◆ CHALLENGE
Retype all the entries word for word, but omit the pictures.

>> begin ENTRIES PROVIDED

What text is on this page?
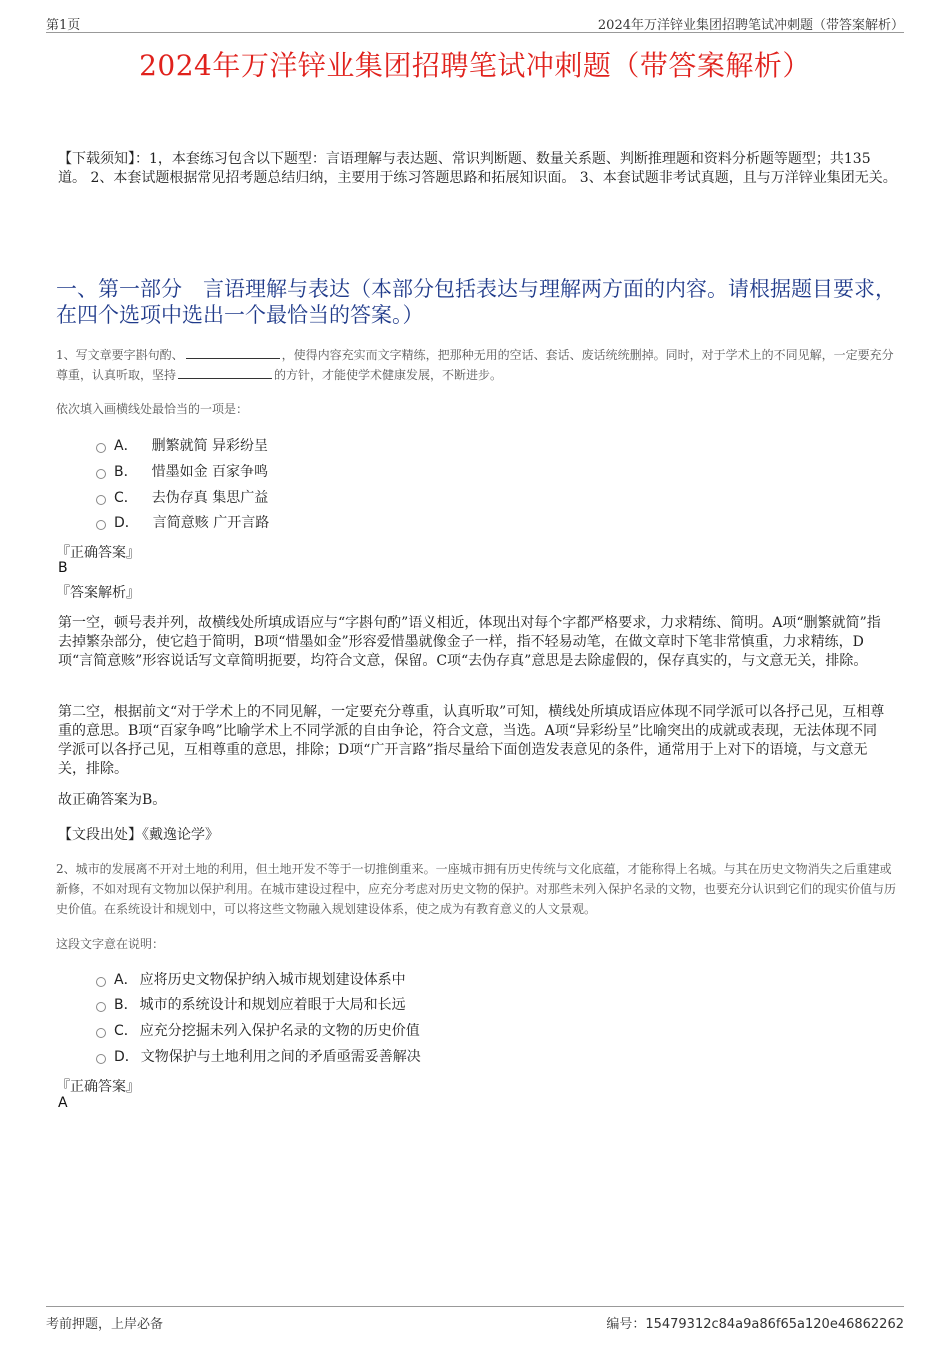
第1页	2024年万洋锌业集团招聘笔试冲刺题（带答案解析）
2024年万洋锌业集团招聘笔试冲刺题（带答案解析）
【下载须知】：1，本套练习包含以下题型：言语理解与表达题、常识判断题、数量关系题、判断推理题和资料分析题等题型；共135道。 2、本套试题根据常见招考题总结归纳，主要用于练习答题思路和拓展知识面。 3、本套试题非考试真题，且与万洋锌业集团无关。
一、第一部分　言语理解与表达（本部分包括表达与理解两方面的内容。请根据题目要求，在四个选项中选出一个最恰当的答案。）
1、写文章要字斟句酌、	，使得内容充实而文字精练，把那种无用的空话、套话、废话统统删掉。同时，对于学术上的不同见解，一定要充分尊重，认真听取，坚持	的方针，才能使学术健康发展，不断进步。
依次填入画横线处最恰当的一项是：
A． 删繁就简 异彩纷呈
B． 惜墨如金 百家争鸣
C． 去伪存真 集思广益
D． 言简意赅 广开言路
『正确答案』
B
『答案解析』
第一空，顿号表并列，故横线处所填成语应与“字斟句酌”语义相近，体现出对每个字都严格要求，力求精练、简明。A项“删繁就简”指去掉繁杂部分，使它趋于简明，B项“惜墨如金”形容爱惜墨就像金子一样，指不轻易动笔，在做文章时下笔非常慎重，力求精练，D项“言简意赅”形容说话写文章简明扼要，均符合文意，保留。C项“去伪存真”意思是去除虚假的，保存真实的，与文意无关，排除。
第二空，根据前文“对于学术上的不同见解，一定要充分尊重，认真听取”可知，横线处所填成语应体现不同学派可以各抒己见，互相尊重的意思。B项“百家争鸣”比喻学术上不同学派的自由争论，符合文意，当选。A项“异彩纷呈”比喻突出的成就或表现，无法体现不同学派可以各抒己见，互相尊重的意思，排除；D项“广开言路”指尽量给下面创造发表意见的条件，通常用于上对下的语境，与文意无关，排除。
故正确答案为B。
【文段出处】《戴逸论学》
2、城市的发展离不开对土地的利用，但土地开发不等于一切推倒重来。一座城市拥有历史传统与文化底蕴，才能称得上名城。与其在历史文物消失之后重建或新修，不如对现有文物加以保护利用。在城市建设过程中，应充分考虑对历史文物的保护。对那些未列入保护名录的文物，也要充分认识到它们的现实价值与历史价值。在系统设计和规划中，可以将这些文物融入规划建设体系，使之成为有教育意义的人文景观。
这段文字意在说明：
A． 应将历史文物保护纳入城市规划建设体系中
B． 城市的系统设计和规划应着眼于大局和长远
C． 应充分挖掘未列入保护名录的文物的历史价值
D． 文物保护与土地利用之间的矛盾亟需妥善解决
『正确答案』
A
考前押题，上岸必备	编号：15479312c84a9a86f65a120e46862262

>> end ENTRIES PROVIDED

◆ THE SOLUTION
What text is on this page?
第1页	2024年万洋锌业集团招聘笔试冲刺题（带答案解析）
2024年万洋锌业集团招聘笔试冲刺题（带答案解析）
【下载须知】：1，本套练习包含以下题型：言语理解与表达题、常识判断题、数量关系题、判断推理题和资料分析题等题型；共135道。 2、本套试题根据常见招考题总结归纳，主要用于练习答题思路和拓展知识面。 3、本套试题非考试真题，且与万洋锌业集团无关。
一、第一部分　言语理解与表达（本部分包括表达与理解两方面的内容。请根据题目要求，在四个选项中选出一个最恰当的答案。）
1、写文章要字斟句酌、	，使得内容充实而文字精练，把那种无用的空话、套话、废话统统删掉。同时，对于学术上的不同见解，一定要充分尊重，认真听取，坚持	的方针，才能使学术健康发展，不断进步。
依次填入画横线处最恰当的一项是：
A． 删繁就简 异彩纷呈
B． 惜墨如金 百家争鸣
C． 去伪存真 集思广益
D． 言简意赅 广开言路
『正确答案』
B
『答案解析』
第一空，顿号表并列，故横线处所填成语应与“字斟句酌”语义相近，体现出对每个字都严格要求，力求精练、简明。A项“删繁就简”指去掉繁杂部分，使它趋于简明，B项“惜墨如金”形容爱惜墨就像金子一样，指不轻易动笔，在做文章时下笔非常慎重，力求精练，D项“言简意赅”形容说话写文章简明扼要，均符合文意，保留。C项“去伪存真”意思是去除虚假的，保存真实的，与文意无关，排除。
第二空，根据前文“对于学术上的不同见解，一定要充分尊重，认真听取”可知，横线处所填成语应体现不同学派可以各抒己见，互相尊重的意思。B项“百家争鸣”比喻学术上不同学派的自由争论，符合文意，当选。A项“异彩纷呈”比喻突出的成就或表现，无法体现不同学派可以各抒己见，互相尊重的意思，排除；D项“广开言路”指尽量给下面创造发表意见的条件，通常用于上对下的语境，与文意无关，排除。
故正确答案为B。
【文段出处】《戴逸论学》
2、城市的发展离不开对土地的利用，但土地开发不等于一切推倒重来。一座城市拥有历史传统与文化底蕴，才能称得上名城。与其在历史文物消失之后重建或新修，不如对现有文物加以保护利用。在城市建设过程中，应充分考虑对历史文物的保护。对那些未列入保护名录的文物，也要充分认识到它们的现实价值与历史价值。在系统设计和规划中，可以将这些文物融入规划建设体系，使之成为有教育意义的人文景观。
这段文字意在说明：
A． 应将历史文物保护纳入城市规划建设体系中
B． 城市的系统设计和规划应着眼于大局和长远
C． 应充分挖掘未列入保护名录的文物的历史价值
D． 文物保护与土地利用之间的矛盾亟需妥善解决
『正确答案』
A
考前押题，上岸必备	编号：15479312c84a9a86f65a120e46862262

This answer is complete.